[start MATERIAL PROVIDED]
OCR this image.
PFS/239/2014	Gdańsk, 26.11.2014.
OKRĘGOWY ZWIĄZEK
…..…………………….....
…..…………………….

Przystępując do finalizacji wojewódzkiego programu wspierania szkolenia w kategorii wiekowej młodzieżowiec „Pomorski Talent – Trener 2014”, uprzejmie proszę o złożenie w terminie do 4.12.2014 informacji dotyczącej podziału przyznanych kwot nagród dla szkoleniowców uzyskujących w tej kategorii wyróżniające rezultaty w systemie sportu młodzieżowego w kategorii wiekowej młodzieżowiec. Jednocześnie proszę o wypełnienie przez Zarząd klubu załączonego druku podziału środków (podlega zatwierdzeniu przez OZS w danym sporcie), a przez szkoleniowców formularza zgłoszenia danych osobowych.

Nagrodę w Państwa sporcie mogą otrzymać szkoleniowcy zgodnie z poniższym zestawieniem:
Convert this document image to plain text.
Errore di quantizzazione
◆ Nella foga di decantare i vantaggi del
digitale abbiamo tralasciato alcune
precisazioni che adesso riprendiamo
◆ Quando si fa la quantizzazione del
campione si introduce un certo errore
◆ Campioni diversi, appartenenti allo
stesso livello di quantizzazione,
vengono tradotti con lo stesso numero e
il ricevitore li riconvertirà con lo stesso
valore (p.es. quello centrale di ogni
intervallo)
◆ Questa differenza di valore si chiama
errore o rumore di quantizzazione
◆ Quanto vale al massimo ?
[end MATERIAL PROVIDED]
### DIRECTIONS FOR THIS TASK
Extract each record, keeping it identical to the original.

### THE SOLUTION
OCR this image.
PFS/239/2014	Gdańsk, 26.11.2014.
OKRĘGOWY ZWIĄZEK
…..…………………….....
…..…………………….

Przystępując do finalizacji wojewódzkiego programu wspierania szkolenia w kategorii wiekowej młodzieżowiec „Pomorski Talent – Trener 2014”, uprzejmie proszę o złożenie w terminie do 4.12.2014 informacji dotyczącej podziału przyznanych kwot nagród dla szkoleniowców uzyskujących w tej kategorii wyróżniające rezultaty w systemie sportu młodzieżowego w kategorii wiekowej młodzieżowiec. Jednocześnie proszę o wypełnienie przez Zarząd klubu załączonego druku podziału środków (podlega zatwierdzeniu przez OZS w danym sporcie), a przez szkoleniowców formularza zgłoszenia danych osobowych.

Nagrodę w Państwa sporcie mogą otrzymać szkoleniowcy zgodnie z poniższym zestawieniem:
Convert this document image to plain text.
Errore di quantizzazione
◆ Nella foga di decantare i vantaggi del
digitale abbiamo tralasciato alcune
precisazioni che adesso riprendiamo
◆ Quando si fa la quantizzazione del
campione si introduce un certo errore
◆ Campioni diversi, appartenenti allo
stesso livello di quantizzazione,
vengono tradotti con lo stesso numero e
il ricevitore li riconvertirà con lo stesso
valore (p.es. quello centrale di ogni
intervallo)
◆ Questa differenza di valore si chiama
errore o rumore di quantizzazione
◆ Quanto vale al massimo ?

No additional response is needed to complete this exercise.